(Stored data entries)
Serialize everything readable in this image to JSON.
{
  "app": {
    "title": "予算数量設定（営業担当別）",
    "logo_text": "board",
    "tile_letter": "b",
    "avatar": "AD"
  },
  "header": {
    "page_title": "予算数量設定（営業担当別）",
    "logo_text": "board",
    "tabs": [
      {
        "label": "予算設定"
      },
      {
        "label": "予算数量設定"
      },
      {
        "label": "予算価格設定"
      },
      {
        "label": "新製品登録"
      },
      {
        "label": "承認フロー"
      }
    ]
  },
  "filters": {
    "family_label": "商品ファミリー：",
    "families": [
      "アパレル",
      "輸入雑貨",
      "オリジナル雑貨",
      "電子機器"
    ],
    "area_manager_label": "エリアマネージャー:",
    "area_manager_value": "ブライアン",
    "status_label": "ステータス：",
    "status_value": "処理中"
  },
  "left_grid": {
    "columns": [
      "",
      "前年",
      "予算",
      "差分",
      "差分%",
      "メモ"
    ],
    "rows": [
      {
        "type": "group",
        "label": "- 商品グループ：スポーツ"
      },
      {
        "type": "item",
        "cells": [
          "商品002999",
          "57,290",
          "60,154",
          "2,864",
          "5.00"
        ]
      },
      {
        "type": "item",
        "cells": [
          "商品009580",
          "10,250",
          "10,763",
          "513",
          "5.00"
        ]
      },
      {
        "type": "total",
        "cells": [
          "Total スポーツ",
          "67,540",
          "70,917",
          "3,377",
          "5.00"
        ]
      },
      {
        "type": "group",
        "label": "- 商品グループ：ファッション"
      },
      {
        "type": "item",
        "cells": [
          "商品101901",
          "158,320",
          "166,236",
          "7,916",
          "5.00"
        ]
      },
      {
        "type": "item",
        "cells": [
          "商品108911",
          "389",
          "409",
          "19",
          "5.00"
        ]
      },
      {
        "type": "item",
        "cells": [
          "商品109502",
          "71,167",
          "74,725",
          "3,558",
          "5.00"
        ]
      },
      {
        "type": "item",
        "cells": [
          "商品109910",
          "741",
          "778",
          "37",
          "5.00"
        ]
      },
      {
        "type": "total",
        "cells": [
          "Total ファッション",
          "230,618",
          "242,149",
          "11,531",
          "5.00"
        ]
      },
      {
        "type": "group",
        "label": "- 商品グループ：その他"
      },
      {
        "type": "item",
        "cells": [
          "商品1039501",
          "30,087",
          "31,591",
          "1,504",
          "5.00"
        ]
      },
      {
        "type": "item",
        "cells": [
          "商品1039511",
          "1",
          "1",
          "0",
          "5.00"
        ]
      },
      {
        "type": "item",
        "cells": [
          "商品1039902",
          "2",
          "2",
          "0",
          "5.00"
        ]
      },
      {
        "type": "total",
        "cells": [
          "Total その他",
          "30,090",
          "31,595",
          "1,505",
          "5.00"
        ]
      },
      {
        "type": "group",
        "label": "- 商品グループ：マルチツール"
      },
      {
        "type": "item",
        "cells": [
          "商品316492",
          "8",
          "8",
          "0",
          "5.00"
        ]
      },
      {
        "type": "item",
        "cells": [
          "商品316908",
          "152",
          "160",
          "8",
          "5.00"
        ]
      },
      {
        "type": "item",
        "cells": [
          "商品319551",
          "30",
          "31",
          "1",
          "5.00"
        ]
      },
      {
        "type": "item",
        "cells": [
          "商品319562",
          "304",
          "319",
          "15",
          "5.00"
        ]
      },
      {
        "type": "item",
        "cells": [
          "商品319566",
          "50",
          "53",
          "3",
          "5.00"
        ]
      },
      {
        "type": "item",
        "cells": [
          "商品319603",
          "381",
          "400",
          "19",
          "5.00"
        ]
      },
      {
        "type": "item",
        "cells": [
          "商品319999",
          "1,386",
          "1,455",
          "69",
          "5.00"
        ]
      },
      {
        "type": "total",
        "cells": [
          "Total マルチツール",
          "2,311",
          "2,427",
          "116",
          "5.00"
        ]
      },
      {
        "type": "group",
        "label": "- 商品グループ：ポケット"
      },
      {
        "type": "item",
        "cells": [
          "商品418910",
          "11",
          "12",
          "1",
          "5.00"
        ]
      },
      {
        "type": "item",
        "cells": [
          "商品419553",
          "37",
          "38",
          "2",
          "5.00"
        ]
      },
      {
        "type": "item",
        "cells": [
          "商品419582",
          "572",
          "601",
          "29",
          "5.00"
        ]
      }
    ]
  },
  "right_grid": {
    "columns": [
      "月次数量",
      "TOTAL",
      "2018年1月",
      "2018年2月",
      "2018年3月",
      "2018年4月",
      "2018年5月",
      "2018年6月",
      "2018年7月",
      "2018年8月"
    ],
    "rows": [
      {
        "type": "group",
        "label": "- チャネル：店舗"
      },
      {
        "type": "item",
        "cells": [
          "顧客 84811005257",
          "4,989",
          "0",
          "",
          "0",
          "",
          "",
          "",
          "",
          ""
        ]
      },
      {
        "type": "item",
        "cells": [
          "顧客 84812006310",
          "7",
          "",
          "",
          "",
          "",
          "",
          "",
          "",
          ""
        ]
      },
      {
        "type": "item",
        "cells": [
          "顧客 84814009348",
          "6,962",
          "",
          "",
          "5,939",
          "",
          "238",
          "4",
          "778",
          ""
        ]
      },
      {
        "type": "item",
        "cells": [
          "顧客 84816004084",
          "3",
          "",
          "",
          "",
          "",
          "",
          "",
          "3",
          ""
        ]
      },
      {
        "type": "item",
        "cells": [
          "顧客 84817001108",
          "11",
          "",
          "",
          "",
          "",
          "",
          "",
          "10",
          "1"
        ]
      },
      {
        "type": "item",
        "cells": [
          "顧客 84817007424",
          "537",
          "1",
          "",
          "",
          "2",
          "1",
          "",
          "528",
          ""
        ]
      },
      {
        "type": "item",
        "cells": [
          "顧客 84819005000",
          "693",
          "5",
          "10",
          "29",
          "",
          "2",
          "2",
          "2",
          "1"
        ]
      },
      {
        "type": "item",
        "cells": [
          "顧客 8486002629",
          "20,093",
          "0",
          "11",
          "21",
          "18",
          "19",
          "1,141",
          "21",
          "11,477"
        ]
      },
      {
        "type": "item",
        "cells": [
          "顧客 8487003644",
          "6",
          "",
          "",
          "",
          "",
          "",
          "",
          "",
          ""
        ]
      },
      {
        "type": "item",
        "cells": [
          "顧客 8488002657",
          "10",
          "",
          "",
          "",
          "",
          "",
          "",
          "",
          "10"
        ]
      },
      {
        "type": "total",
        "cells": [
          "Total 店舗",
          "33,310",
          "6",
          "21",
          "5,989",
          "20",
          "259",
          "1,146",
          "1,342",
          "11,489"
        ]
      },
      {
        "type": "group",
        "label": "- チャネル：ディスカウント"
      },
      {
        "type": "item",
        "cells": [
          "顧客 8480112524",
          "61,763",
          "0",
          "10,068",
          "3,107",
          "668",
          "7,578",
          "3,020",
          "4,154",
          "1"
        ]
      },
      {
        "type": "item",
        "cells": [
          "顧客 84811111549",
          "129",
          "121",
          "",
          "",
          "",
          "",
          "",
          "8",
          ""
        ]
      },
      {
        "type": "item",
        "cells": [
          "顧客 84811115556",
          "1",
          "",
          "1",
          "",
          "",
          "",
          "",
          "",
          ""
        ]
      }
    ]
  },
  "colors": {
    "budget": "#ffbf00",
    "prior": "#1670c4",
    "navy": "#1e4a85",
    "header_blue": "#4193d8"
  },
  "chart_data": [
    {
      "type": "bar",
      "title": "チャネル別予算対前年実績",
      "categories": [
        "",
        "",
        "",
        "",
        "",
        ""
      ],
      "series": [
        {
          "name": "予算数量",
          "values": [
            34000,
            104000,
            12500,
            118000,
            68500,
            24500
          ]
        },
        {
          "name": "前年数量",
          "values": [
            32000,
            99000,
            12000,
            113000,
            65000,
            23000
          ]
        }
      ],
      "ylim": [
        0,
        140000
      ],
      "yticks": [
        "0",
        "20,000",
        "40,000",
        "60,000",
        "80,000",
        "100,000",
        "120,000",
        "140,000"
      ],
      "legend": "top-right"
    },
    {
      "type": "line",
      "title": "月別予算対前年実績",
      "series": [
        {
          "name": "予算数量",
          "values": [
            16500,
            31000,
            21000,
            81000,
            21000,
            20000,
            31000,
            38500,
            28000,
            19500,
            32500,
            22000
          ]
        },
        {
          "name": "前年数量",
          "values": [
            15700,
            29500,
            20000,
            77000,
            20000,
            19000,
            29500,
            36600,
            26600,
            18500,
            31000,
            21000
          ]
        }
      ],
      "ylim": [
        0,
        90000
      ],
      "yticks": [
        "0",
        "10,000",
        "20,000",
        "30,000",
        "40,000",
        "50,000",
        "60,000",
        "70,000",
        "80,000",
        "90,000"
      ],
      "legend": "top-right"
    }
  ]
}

● WRITTEN PROBLEM
Where a line of the data holds "予算数量設定", show that line.

● COMPLETE RESPONSE
    "title": "予算数量設定（営業担当別）",
    "page_title": "予算数量設定（営業担当別）",
        "label": "予算数量設定"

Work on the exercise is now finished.